- What is needed: From the listing below, extract each entry exactly as written, minus the images.

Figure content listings

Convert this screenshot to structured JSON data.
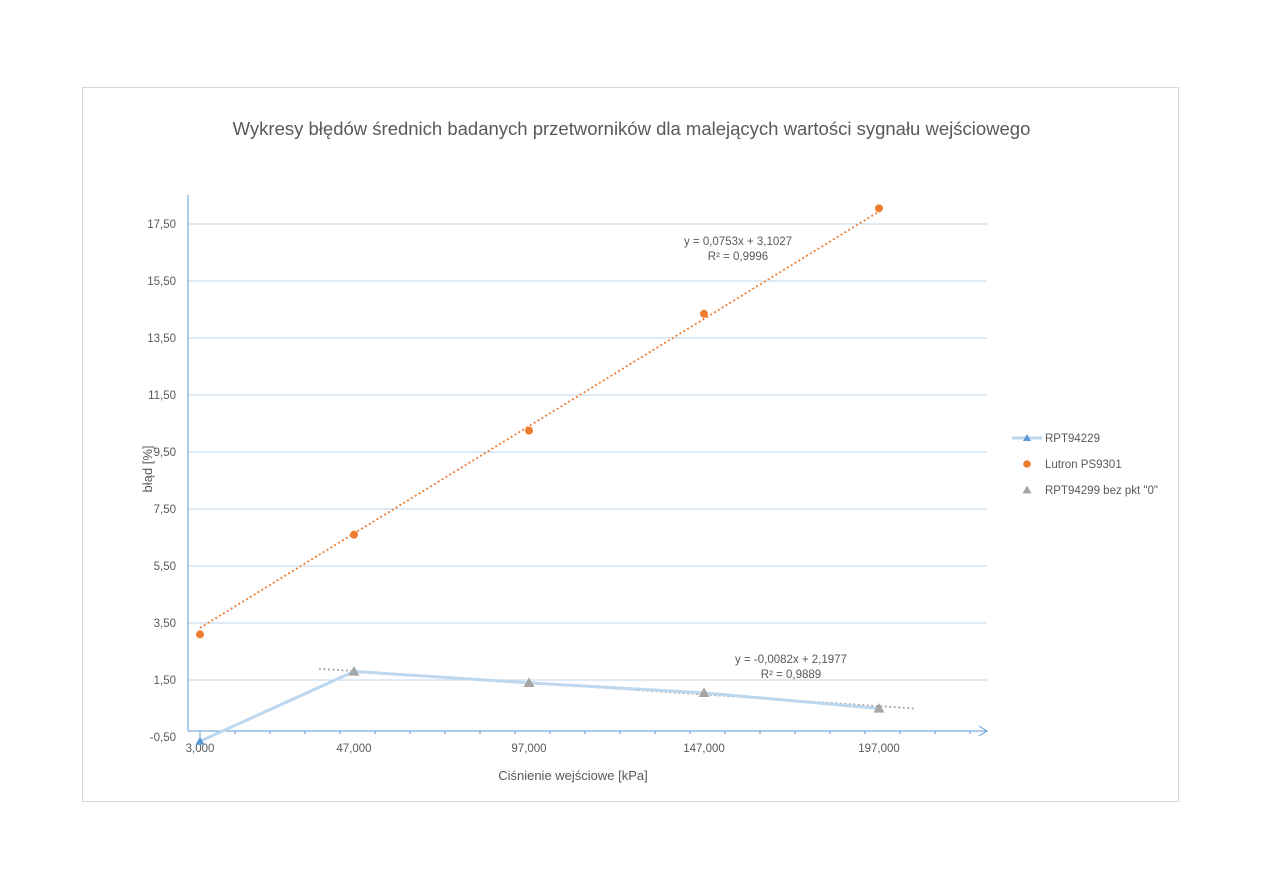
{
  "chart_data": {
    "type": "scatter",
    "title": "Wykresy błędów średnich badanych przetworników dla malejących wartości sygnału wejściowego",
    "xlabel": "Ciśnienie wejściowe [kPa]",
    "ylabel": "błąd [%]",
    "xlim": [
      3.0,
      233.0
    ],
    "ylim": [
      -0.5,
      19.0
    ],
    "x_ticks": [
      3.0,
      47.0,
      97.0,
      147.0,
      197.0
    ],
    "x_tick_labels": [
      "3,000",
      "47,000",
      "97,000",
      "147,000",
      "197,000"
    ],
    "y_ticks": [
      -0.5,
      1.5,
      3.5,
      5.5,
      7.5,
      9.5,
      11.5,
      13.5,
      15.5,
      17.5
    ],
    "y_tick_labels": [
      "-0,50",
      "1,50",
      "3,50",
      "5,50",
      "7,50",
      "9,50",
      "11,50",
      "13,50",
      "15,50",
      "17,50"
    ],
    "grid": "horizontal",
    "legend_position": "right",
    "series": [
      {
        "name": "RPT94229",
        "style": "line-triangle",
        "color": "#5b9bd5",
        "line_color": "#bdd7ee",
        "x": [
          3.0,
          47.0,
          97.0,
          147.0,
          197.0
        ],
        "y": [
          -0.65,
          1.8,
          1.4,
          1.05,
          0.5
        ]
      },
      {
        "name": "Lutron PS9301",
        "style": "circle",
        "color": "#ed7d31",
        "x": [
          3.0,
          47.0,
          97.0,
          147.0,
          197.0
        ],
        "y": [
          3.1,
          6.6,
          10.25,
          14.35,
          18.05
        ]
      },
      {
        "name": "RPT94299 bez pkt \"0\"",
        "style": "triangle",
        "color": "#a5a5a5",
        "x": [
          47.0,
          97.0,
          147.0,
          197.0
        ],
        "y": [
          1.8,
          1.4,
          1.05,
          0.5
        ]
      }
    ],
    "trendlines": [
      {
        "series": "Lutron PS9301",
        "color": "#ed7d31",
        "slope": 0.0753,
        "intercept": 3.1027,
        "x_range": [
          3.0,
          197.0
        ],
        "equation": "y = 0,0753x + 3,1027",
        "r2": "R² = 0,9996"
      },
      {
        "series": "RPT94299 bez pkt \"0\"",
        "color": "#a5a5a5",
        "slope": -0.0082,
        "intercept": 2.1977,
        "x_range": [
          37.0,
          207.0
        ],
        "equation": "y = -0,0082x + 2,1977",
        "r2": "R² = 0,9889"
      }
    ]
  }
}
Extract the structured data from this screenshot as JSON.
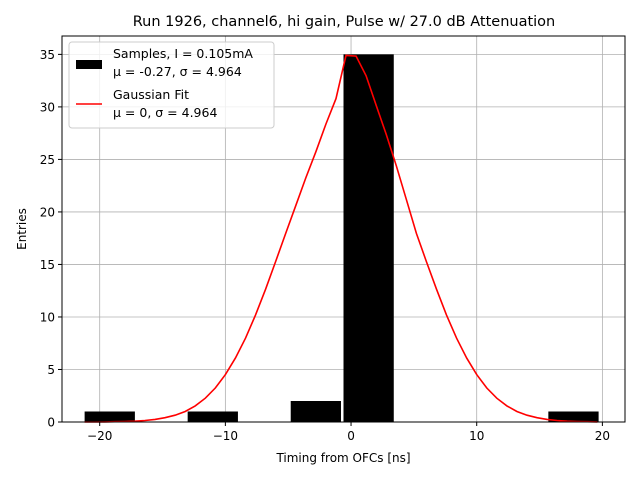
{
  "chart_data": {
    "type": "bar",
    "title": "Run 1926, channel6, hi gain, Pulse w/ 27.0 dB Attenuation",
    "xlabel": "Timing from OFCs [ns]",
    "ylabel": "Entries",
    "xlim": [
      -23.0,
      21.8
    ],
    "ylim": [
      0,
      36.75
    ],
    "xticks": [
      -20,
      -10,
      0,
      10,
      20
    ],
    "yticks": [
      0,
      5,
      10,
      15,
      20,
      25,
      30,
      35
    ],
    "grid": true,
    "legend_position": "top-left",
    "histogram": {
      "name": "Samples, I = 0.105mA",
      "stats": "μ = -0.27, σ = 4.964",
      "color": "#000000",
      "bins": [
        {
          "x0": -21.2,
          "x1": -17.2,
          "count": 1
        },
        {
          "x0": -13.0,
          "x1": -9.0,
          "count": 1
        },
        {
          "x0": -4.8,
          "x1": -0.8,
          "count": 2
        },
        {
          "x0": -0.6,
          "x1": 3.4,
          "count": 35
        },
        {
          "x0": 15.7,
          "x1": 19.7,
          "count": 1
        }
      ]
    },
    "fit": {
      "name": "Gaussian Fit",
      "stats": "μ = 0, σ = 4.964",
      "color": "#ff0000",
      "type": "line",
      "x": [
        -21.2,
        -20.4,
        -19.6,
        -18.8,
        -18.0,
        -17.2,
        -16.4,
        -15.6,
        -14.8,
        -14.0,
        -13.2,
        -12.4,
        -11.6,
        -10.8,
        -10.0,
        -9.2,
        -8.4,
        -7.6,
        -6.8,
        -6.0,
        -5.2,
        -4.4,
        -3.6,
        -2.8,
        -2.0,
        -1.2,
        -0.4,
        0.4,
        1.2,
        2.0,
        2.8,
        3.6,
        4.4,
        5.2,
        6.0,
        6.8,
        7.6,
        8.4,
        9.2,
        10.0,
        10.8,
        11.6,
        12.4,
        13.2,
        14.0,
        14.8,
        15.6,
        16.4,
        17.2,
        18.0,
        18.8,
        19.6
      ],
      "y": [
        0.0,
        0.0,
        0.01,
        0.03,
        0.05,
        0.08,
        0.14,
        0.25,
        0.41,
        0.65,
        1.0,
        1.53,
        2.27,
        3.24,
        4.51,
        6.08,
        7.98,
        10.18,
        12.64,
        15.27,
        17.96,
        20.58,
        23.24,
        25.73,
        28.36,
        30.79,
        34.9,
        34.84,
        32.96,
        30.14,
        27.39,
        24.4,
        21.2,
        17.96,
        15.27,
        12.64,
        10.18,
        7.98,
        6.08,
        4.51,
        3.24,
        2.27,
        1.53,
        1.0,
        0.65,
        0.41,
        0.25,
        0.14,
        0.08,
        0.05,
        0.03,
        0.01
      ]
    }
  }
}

- In response:
Convert this screenshot to structured JSON data.
{
  "chart_data": {
    "type": "scatter",
    "title": "Wykresy błędów średnich badanych przetworników dla malejących wartości sygnału wejściowego",
    "xlabel": "Ciśnienie wejściowe [kPa]",
    "ylabel": "błąd [%]",
    "xlim": [
      3.0,
      233.0
    ],
    "ylim": [
      -0.5,
      19.0
    ],
    "x_ticks": [
      3.0,
      47.0,
      97.0,
      147.0,
      197.0
    ],
    "x_tick_labels": [
      "3,000",
      "47,000",
      "97,000",
      "147,000",
      "197,000"
    ],
    "y_ticks": [
      -0.5,
      1.5,
      3.5,
      5.5,
      7.5,
      9.5,
      11.5,
      13.5,
      15.5,
      17.5
    ],
    "y_tick_labels": [
      "-0,50",
      "1,50",
      "3,50",
      "5,50",
      "7,50",
      "9,50",
      "11,50",
      "13,50",
      "15,50",
      "17,50"
    ],
    "grid": "horizontal",
    "legend_position": "right",
    "series": [
      {
        "name": "RPT94229",
        "style": "line-triangle",
        "color": "#5b9bd5",
        "line_color": "#bdd7ee",
        "x": [
          3.0,
          47.0,
          97.0,
          147.0,
          197.0
        ],
        "y": [
          -0.65,
          1.8,
          1.4,
          1.05,
          0.5
        ]
      },
      {
        "name": "Lutron PS9301",
        "style": "circle",
        "color": "#ed7d31",
        "x": [
          3.0,
          47.0,
          97.0,
          147.0,
          197.0
        ],
        "y": [
          3.1,
          6.6,
          10.25,
          14.35,
          18.05
        ]
      },
      {
        "name": "RPT94299 bez pkt \"0\"",
        "style": "triangle",
        "color": "#a5a5a5",
        "x": [
          47.0,
          97.0,
          147.0,
          197.0
        ],
        "y": [
          1.8,
          1.4,
          1.05,
          0.5
        ]
      }
    ],
    "trendlines": [
      {
        "series": "Lutron PS9301",
        "color": "#ed7d31",
        "slope": 0.0753,
        "intercept": 3.1027,
        "x_range": [
          3.0,
          197.0
        ],
        "equation": "y = 0,0753x + 3,1027",
        "r2": "R² = 0,9996"
      },
      {
        "series": "RPT94299 bez pkt \"0\"",
        "color": "#a5a5a5",
        "slope": -0.0082,
        "intercept": 2.1977,
        "x_range": [
          37.0,
          207.0
        ],
        "equation": "y = -0,0082x + 2,1977",
        "r2": "R² = 0,9889"
      }
    ]
  }
}
Extract the structured data from this screenshot as JSON.
{
  "chart_data": {
    "type": "bar",
    "title": "Run 1926, channel6, hi gain, Pulse w/ 27.0 dB Attenuation",
    "xlabel": "Timing from OFCs [ns]",
    "ylabel": "Entries",
    "xlim": [
      -23.0,
      21.8
    ],
    "ylim": [
      0,
      36.75
    ],
    "xticks": [
      -20,
      -10,
      0,
      10,
      20
    ],
    "yticks": [
      0,
      5,
      10,
      15,
      20,
      25,
      30,
      35
    ],
    "grid": true,
    "legend_position": "top-left",
    "histogram": {
      "name": "Samples, I = 0.105mA",
      "stats": "μ = -0.27, σ = 4.964",
      "color": "#000000",
      "bins": [
        {
          "x0": -21.2,
          "x1": -17.2,
          "count": 1
        },
        {
          "x0": -13.0,
          "x1": -9.0,
          "count": 1
        },
        {
          "x0": -4.8,
          "x1": -0.8,
          "count": 2
        },
        {
          "x0": -0.6,
          "x1": 3.4,
          "count": 35
        },
        {
          "x0": 15.7,
          "x1": 19.7,
          "count": 1
        }
      ]
    },
    "fit": {
      "name": "Gaussian Fit",
      "stats": "μ = 0, σ = 4.964",
      "color": "#ff0000",
      "type": "line",
      "x": [
        -21.2,
        -20.4,
        -19.6,
        -18.8,
        -18.0,
        -17.2,
        -16.4,
        -15.6,
        -14.8,
        -14.0,
        -13.2,
        -12.4,
        -11.6,
        -10.8,
        -10.0,
        -9.2,
        -8.4,
        -7.6,
        -6.8,
        -6.0,
        -5.2,
        -4.4,
        -3.6,
        -2.8,
        -2.0,
        -1.2,
        -0.4,
        0.4,
        1.2,
        2.0,
        2.8,
        3.6,
        4.4,
        5.2,
        6.0,
        6.8,
        7.6,
        8.4,
        9.2,
        10.0,
        10.8,
        11.6,
        12.4,
        13.2,
        14.0,
        14.8,
        15.6,
        16.4,
        17.2,
        18.0,
        18.8,
        19.6
      ],
      "y": [
        0.0,
        0.0,
        0.01,
        0.03,
        0.05,
        0.08,
        0.14,
        0.25,
        0.41,
        0.65,
        1.0,
        1.53,
        2.27,
        3.24,
        4.51,
        6.08,
        7.98,
        10.18,
        12.64,
        15.27,
        17.96,
        20.58,
        23.24,
        25.73,
        28.36,
        30.79,
        34.9,
        34.84,
        32.96,
        30.14,
        27.39,
        24.4,
        21.2,
        17.96,
        15.27,
        12.64,
        10.18,
        7.98,
        6.08,
        4.51,
        3.24,
        2.27,
        1.53,
        1.0,
        0.65,
        0.41,
        0.25,
        0.14,
        0.08,
        0.05,
        0.03,
        0.01
      ]
    }
  }
}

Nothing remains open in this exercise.